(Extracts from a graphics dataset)
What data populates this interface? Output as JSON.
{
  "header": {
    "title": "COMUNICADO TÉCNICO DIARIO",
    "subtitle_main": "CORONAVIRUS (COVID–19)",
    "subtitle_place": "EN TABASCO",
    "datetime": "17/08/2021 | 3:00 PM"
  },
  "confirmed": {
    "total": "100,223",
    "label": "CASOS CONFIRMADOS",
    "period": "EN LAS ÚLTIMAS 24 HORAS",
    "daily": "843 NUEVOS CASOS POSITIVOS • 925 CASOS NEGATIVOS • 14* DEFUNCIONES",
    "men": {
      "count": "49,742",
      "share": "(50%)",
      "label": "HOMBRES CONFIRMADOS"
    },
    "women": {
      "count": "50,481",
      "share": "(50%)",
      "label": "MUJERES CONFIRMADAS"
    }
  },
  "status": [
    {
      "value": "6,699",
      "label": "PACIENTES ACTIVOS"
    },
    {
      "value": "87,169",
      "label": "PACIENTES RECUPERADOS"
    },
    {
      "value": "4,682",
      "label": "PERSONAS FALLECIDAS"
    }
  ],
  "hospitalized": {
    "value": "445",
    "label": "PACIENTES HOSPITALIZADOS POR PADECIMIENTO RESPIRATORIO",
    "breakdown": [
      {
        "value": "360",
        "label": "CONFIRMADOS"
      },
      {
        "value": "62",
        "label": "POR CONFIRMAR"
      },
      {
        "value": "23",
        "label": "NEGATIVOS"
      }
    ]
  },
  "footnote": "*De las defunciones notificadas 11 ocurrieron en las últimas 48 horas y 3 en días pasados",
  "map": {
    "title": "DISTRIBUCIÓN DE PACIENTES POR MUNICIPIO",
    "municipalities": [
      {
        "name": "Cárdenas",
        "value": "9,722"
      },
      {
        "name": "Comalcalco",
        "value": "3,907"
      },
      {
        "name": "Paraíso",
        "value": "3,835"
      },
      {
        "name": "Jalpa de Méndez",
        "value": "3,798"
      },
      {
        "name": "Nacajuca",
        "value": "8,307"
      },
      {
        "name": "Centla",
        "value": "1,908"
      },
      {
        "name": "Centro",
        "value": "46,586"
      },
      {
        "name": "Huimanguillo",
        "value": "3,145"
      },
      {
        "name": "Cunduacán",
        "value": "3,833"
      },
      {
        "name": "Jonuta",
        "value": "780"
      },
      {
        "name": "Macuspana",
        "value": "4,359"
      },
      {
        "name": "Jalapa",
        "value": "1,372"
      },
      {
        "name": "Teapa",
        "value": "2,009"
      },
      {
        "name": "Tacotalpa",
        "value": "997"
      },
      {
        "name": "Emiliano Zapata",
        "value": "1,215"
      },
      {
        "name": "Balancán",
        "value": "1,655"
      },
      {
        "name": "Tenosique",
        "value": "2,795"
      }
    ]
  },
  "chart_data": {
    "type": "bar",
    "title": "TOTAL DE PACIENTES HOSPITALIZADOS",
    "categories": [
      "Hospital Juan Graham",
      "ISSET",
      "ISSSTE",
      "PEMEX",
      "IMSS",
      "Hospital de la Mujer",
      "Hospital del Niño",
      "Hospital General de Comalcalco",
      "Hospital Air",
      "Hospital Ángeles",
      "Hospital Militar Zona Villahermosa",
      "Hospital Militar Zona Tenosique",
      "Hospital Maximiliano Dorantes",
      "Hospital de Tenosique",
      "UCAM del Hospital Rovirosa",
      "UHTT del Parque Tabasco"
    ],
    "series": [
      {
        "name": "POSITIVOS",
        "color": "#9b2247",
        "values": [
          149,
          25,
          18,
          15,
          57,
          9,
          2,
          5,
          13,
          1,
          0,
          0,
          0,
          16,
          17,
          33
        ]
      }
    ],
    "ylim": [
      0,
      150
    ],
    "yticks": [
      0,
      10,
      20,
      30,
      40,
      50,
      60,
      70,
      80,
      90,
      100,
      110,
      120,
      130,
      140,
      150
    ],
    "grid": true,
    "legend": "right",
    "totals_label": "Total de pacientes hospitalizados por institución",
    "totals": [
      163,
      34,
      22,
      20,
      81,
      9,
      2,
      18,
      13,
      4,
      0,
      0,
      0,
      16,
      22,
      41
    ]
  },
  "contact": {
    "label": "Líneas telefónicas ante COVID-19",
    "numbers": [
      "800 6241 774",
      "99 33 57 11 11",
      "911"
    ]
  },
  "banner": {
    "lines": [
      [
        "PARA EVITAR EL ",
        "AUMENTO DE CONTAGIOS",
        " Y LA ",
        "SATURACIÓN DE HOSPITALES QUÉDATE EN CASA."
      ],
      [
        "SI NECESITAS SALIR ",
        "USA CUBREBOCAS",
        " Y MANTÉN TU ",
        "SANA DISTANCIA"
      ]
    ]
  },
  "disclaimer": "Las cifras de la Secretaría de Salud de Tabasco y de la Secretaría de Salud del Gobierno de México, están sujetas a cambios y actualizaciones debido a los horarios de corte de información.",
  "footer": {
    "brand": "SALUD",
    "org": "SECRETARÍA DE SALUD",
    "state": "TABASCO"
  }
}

* _EXERCISE BRIEF_: Look through the entries above and list every line containing "Comalcalco".

* _TASK SOLUTION_:
        "name": "Comalcalco",
      "Hospital General de Comalcalco",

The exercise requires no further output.